Short problem = Each line of the material must be repeated precisely, with the pictures left out.

>> begin Material provided

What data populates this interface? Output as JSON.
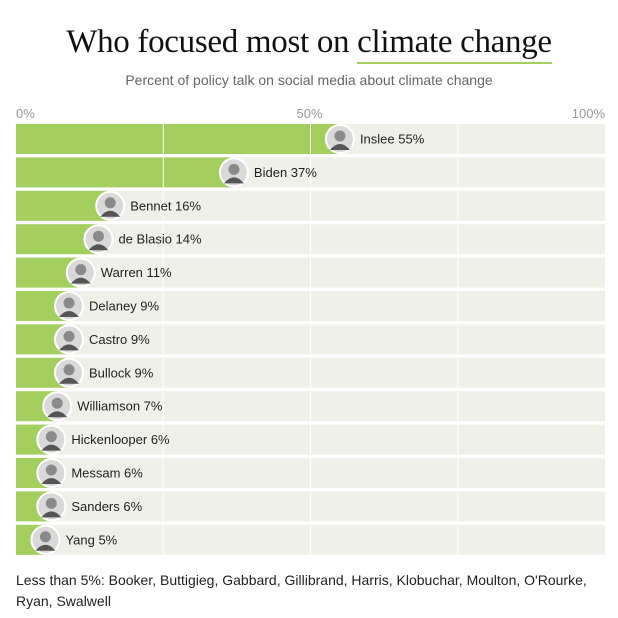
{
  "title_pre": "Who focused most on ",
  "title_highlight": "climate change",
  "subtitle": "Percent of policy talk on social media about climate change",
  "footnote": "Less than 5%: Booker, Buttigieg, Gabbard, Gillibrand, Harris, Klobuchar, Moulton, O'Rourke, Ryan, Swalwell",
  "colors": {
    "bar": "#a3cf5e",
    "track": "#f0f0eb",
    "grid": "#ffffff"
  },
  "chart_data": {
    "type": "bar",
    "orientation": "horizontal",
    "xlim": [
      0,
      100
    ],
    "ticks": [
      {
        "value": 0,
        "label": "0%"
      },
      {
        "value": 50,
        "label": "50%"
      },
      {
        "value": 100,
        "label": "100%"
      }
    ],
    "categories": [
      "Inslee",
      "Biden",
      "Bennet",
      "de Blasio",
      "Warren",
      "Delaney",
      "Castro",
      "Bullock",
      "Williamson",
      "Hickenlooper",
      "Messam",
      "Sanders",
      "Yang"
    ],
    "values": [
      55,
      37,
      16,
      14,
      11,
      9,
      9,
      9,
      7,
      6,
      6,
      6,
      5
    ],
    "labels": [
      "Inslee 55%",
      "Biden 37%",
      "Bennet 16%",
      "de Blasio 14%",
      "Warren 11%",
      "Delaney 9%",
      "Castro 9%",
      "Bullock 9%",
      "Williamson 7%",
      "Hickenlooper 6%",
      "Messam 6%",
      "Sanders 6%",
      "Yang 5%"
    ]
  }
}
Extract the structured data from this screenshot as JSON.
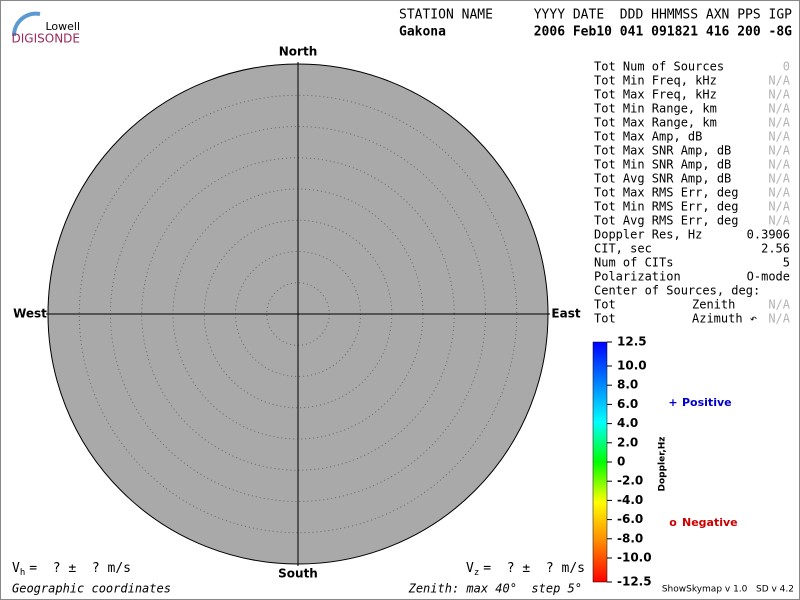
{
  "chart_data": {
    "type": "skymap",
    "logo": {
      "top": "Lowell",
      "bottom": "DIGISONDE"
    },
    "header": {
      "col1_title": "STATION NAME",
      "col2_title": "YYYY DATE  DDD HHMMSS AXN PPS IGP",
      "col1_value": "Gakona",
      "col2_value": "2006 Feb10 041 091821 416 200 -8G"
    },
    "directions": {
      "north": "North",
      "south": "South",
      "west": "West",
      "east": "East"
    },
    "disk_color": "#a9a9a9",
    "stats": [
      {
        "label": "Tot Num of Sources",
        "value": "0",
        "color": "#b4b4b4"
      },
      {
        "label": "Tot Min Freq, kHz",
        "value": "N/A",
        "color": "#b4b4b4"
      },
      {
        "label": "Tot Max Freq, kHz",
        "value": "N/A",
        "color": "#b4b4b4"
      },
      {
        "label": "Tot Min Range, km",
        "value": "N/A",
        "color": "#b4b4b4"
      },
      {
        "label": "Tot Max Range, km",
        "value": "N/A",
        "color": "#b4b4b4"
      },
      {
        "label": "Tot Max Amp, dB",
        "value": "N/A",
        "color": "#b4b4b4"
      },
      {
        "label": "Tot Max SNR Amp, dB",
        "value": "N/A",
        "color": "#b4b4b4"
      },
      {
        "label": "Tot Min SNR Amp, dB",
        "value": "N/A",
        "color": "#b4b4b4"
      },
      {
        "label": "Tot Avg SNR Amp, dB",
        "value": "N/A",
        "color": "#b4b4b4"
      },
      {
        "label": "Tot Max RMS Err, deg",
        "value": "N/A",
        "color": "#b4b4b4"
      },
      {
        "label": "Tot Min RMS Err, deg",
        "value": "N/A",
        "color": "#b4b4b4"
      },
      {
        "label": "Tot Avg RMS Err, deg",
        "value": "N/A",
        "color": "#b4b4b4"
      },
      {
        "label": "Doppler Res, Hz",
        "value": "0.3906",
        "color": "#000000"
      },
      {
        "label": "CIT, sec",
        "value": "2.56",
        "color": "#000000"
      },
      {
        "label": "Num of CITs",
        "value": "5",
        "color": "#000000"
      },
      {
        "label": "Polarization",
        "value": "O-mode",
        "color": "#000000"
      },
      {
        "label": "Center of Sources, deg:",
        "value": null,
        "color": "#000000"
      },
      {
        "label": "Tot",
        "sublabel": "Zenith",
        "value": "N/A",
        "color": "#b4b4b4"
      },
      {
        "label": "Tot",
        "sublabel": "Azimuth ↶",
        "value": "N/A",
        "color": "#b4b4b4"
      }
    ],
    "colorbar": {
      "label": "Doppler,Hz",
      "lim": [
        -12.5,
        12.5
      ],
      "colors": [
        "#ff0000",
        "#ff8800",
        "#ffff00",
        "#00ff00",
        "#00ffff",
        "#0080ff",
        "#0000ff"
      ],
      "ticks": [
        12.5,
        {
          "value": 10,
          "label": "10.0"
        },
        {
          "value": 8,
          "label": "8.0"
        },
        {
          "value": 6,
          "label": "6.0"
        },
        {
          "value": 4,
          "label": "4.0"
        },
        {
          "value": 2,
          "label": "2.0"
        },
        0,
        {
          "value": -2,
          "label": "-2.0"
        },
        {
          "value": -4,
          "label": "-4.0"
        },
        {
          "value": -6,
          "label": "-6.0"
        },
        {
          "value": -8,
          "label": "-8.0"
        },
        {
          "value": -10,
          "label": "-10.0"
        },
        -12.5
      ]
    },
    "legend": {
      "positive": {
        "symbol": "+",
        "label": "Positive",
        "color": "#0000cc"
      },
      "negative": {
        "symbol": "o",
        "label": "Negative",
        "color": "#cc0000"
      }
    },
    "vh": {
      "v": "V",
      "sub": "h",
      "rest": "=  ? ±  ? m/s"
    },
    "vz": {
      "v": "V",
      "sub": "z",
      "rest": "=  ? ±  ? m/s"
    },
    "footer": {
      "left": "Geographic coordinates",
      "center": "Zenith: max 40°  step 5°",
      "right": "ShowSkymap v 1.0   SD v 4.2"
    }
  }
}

>> end Material provided

Response to this task =
What data populates this interface? Output as JSON.
{
  "title_pre": "Who focused most on ",
  "title_highlight": "climate change",
  "subtitle": "Percent of policy talk on social media about climate change",
  "footnote": "Less than 5%: Booker, Buttigieg, Gabbard, Gillibrand, Harris, Klobuchar, Moulton, O'Rourke, Ryan, Swalwell",
  "colors": {
    "bar": "#a3cf5e",
    "track": "#f0f0eb",
    "grid": "#ffffff"
  },
  "chart_data": {
    "type": "bar",
    "orientation": "horizontal",
    "xlim": [
      0,
      100
    ],
    "ticks": [
      {
        "value": 0,
        "label": "0%"
      },
      {
        "value": 50,
        "label": "50%"
      },
      {
        "value": 100,
        "label": "100%"
      }
    ],
    "categories": [
      "Inslee",
      "Biden",
      "Bennet",
      "de Blasio",
      "Warren",
      "Delaney",
      "Castro",
      "Bullock",
      "Williamson",
      "Hickenlooper",
      "Messam",
      "Sanders",
      "Yang"
    ],
    "values": [
      55,
      37,
      16,
      14,
      11,
      9,
      9,
      9,
      7,
      6,
      6,
      6,
      5
    ],
    "labels": [
      "Inslee 55%",
      "Biden 37%",
      "Bennet 16%",
      "de Blasio 14%",
      "Warren 11%",
      "Delaney 9%",
      "Castro 9%",
      "Bullock 9%",
      "Williamson 7%",
      "Hickenlooper 6%",
      "Messam 6%",
      "Sanders 6%",
      "Yang 5%"
    ]
  }
}
Extract the structured data from this screenshot as JSON.
{
  "chart_data": {
    "type": "skymap",
    "logo": {
      "top": "Lowell",
      "bottom": "DIGISONDE"
    },
    "header": {
      "col1_title": "STATION NAME",
      "col2_title": "YYYY DATE  DDD HHMMSS AXN PPS IGP",
      "col1_value": "Gakona",
      "col2_value": "2006 Feb10 041 091821 416 200 -8G"
    },
    "directions": {
      "north": "North",
      "south": "South",
      "west": "West",
      "east": "East"
    },
    "disk_color": "#a9a9a9",
    "stats": [
      {
        "label": "Tot Num of Sources",
        "value": "0",
        "color": "#b4b4b4"
      },
      {
        "label": "Tot Min Freq, kHz",
        "value": "N/A",
        "color": "#b4b4b4"
      },
      {
        "label": "Tot Max Freq, kHz",
        "value": "N/A",
        "color": "#b4b4b4"
      },
      {
        "label": "Tot Min Range, km",
        "value": "N/A",
        "color": "#b4b4b4"
      },
      {
        "label": "Tot Max Range, km",
        "value": "N/A",
        "color": "#b4b4b4"
      },
      {
        "label": "Tot Max Amp, dB",
        "value": "N/A",
        "color": "#b4b4b4"
      },
      {
        "label": "Tot Max SNR Amp, dB",
        "value": "N/A",
        "color": "#b4b4b4"
      },
      {
        "label": "Tot Min SNR Amp, dB",
        "value": "N/A",
        "color": "#b4b4b4"
      },
      {
        "label": "Tot Avg SNR Amp, dB",
        "value": "N/A",
        "color": "#b4b4b4"
      },
      {
        "label": "Tot Max RMS Err, deg",
        "value": "N/A",
        "color": "#b4b4b4"
      },
      {
        "label": "Tot Min RMS Err, deg",
        "value": "N/A",
        "color": "#b4b4b4"
      },
      {
        "label": "Tot Avg RMS Err, deg",
        "value": "N/A",
        "color": "#b4b4b4"
      },
      {
        "label": "Doppler Res, Hz",
        "value": "0.3906",
        "color": "#000000"
      },
      {
        "label": "CIT, sec",
        "value": "2.56",
        "color": "#000000"
      },
      {
        "label": "Num of CITs",
        "value": "5",
        "color": "#000000"
      },
      {
        "label": "Polarization",
        "value": "O-mode",
        "color": "#000000"
      },
      {
        "label": "Center of Sources, deg:",
        "value": null,
        "color": "#000000"
      },
      {
        "label": "Tot",
        "sublabel": "Zenith",
        "value": "N/A",
        "color": "#b4b4b4"
      },
      {
        "label": "Tot",
        "sublabel": "Azimuth ↶",
        "value": "N/A",
        "color": "#b4b4b4"
      }
    ],
    "colorbar": {
      "label": "Doppler,Hz",
      "lim": [
        -12.5,
        12.5
      ],
      "colors": [
        "#ff0000",
        "#ff8800",
        "#ffff00",
        "#00ff00",
        "#00ffff",
        "#0080ff",
        "#0000ff"
      ],
      "ticks": [
        12.5,
        {
          "value": 10,
          "label": "10.0"
        },
        {
          "value": 8,
          "label": "8.0"
        },
        {
          "value": 6,
          "label": "6.0"
        },
        {
          "value": 4,
          "label": "4.0"
        },
        {
          "value": 2,
          "label": "2.0"
        },
        0,
        {
          "value": -2,
          "label": "-2.0"
        },
        {
          "value": -4,
          "label": "-4.0"
        },
        {
          "value": -6,
          "label": "-6.0"
        },
        {
          "value": -8,
          "label": "-8.0"
        },
        {
          "value": -10,
          "label": "-10.0"
        },
        -12.5
      ]
    },
    "legend": {
      "positive": {
        "symbol": "+",
        "label": "Positive",
        "color": "#0000cc"
      },
      "negative": {
        "symbol": "o",
        "label": "Negative",
        "color": "#cc0000"
      }
    },
    "vh": {
      "v": "V",
      "sub": "h",
      "rest": "=  ? ±  ? m/s"
    },
    "vz": {
      "v": "V",
      "sub": "z",
      "rest": "=  ? ±  ? m/s"
    },
    "footer": {
      "left": "Geographic coordinates",
      "center": "Zenith: max 40°  step 5°",
      "right": "ShowSkymap v 1.0   SD v 4.2"
    }
  }
}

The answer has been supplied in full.